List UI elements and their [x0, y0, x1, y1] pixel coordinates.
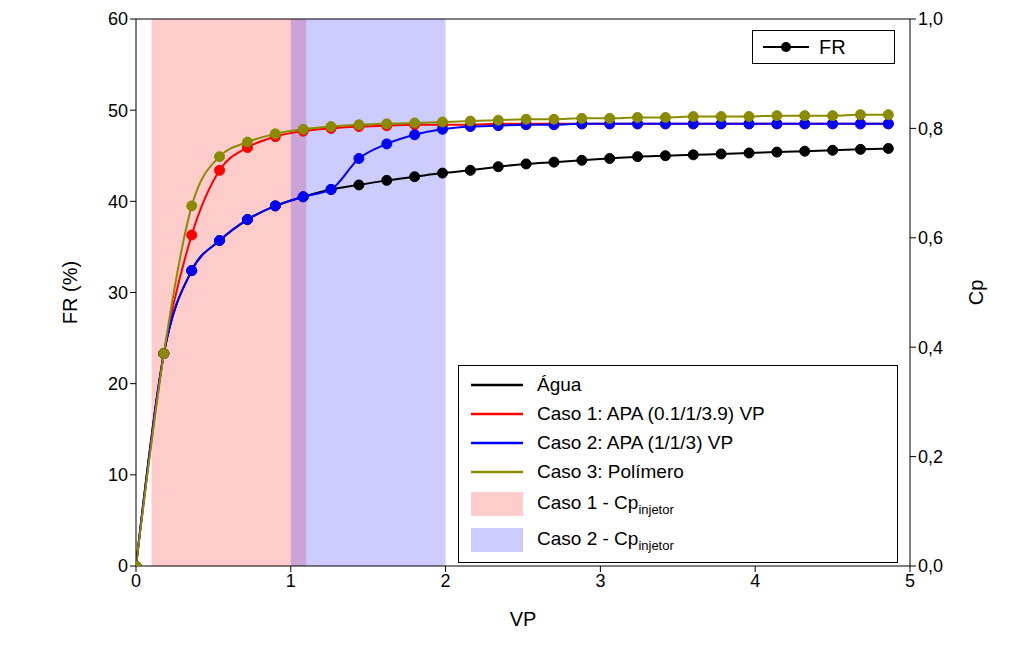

---

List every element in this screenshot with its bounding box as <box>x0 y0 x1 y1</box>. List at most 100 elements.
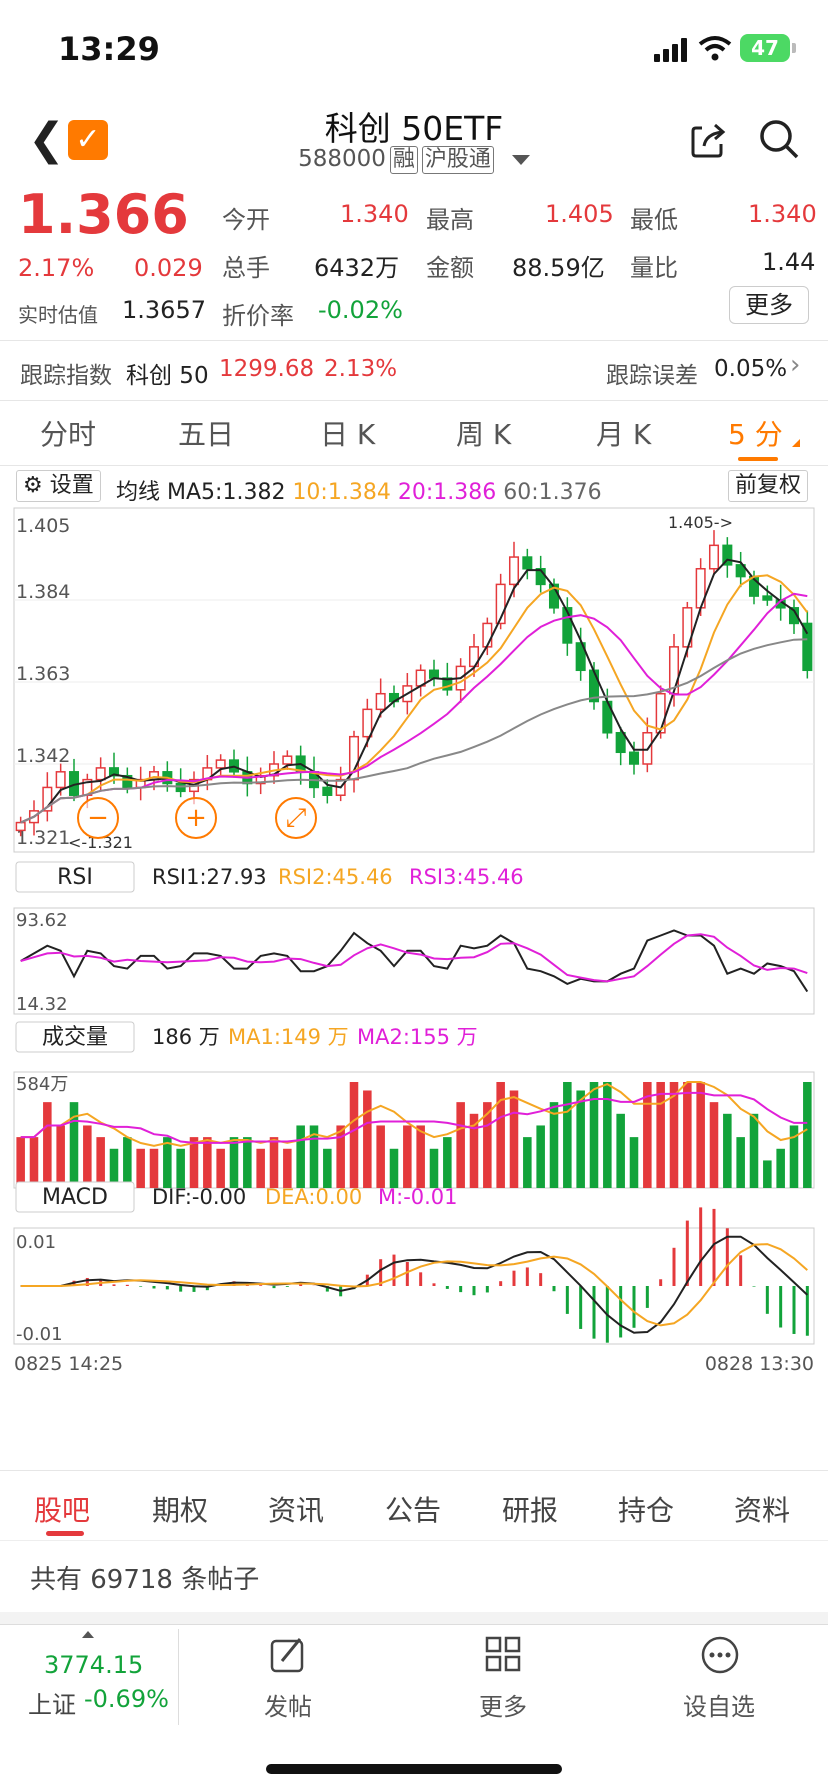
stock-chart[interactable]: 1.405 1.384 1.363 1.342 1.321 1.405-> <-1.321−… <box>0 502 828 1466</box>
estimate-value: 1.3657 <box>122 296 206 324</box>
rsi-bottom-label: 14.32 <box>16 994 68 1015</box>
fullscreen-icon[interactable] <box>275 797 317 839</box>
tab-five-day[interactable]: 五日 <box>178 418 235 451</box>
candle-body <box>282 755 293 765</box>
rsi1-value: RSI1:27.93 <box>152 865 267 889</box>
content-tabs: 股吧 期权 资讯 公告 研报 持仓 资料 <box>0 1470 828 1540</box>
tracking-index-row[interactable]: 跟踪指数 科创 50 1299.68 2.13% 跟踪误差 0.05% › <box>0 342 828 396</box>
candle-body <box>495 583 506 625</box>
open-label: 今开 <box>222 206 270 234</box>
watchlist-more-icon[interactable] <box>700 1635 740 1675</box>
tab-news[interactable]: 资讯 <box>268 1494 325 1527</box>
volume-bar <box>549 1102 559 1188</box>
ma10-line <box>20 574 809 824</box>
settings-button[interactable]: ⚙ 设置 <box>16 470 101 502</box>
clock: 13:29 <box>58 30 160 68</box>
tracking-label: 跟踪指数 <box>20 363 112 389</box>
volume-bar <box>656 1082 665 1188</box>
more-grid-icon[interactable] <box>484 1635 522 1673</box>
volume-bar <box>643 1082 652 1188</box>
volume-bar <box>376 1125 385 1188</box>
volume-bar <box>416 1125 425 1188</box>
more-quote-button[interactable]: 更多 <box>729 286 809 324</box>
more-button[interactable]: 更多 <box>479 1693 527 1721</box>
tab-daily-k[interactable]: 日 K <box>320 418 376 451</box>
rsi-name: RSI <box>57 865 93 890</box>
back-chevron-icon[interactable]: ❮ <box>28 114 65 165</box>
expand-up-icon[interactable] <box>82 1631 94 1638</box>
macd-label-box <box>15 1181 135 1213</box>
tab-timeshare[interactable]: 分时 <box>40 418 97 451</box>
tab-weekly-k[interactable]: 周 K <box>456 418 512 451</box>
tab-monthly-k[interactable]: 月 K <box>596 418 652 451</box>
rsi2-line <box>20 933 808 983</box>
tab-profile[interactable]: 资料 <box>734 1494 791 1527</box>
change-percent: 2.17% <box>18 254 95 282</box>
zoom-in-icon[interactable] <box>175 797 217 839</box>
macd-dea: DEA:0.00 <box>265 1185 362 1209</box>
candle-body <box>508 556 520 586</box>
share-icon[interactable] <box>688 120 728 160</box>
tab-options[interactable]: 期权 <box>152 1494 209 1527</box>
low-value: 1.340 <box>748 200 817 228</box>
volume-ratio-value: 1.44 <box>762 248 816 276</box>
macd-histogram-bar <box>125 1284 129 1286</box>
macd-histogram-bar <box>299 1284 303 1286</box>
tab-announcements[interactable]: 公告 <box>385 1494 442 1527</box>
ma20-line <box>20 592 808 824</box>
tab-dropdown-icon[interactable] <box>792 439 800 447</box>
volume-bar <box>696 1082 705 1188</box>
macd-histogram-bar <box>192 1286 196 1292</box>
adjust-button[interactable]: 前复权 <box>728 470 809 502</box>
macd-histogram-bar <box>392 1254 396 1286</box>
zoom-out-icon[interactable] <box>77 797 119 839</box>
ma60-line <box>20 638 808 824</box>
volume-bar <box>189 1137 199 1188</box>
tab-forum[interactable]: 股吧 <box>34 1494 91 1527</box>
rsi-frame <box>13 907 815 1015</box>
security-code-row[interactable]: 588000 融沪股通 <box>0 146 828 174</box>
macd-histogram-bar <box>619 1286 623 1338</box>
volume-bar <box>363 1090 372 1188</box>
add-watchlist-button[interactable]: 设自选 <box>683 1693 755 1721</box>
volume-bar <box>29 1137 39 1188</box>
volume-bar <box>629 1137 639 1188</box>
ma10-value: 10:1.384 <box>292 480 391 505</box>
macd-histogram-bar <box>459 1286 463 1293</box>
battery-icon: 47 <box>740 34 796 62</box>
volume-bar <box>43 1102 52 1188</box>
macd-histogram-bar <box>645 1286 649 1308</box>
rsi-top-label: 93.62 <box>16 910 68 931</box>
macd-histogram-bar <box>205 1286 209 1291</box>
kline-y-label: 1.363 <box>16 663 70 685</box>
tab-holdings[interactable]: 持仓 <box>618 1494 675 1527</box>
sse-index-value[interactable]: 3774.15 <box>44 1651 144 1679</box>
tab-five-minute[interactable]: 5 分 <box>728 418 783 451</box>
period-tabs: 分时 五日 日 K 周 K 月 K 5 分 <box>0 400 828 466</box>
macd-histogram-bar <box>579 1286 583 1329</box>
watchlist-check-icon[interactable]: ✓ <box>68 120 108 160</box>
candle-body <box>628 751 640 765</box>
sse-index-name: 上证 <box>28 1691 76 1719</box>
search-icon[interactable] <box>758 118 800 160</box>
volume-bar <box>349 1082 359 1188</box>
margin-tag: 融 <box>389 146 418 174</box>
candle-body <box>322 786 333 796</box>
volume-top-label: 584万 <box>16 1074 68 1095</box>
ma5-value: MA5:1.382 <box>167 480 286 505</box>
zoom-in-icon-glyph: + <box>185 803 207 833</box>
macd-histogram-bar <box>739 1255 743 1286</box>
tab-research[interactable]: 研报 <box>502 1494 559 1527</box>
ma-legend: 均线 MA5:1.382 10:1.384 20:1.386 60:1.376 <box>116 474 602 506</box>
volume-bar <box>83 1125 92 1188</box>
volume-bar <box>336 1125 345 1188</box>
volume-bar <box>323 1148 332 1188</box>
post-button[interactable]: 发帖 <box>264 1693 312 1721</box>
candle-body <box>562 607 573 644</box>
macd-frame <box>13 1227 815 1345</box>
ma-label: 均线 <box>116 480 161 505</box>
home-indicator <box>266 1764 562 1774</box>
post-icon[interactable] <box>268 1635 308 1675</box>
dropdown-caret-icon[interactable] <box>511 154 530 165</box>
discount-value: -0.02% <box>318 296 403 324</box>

_Challenge_:
In the listing, from the line that contains "List every element" up to and including the line that contains "rsi1-value: RSI1:27.93 <box>152", swap "interactable" for "clickable" and give those lines back with nothing else changed. Omit the pictures.

_Answer for the task_:
List every element in this screenshot with its bounding box as <box>x0 y0 x1 y1</box>. List at most 100 elements.
stock-chart[clickable]: 1.405 1.384 1.363 1.342 1.321 1.405-> <-1.321−… <box>0 502 828 1466</box>
estimate-value: 1.3657 <box>122 296 206 324</box>
rsi-bottom-label: 14.32 <box>16 994 68 1015</box>
fullscreen-icon[clickable] <box>275 797 317 839</box>
tab-five-day[clickable]: 五日 <box>178 418 235 451</box>
candle-body <box>282 755 293 765</box>
rsi1-value: RSI1:27.93 <box>152 865 267 889</box>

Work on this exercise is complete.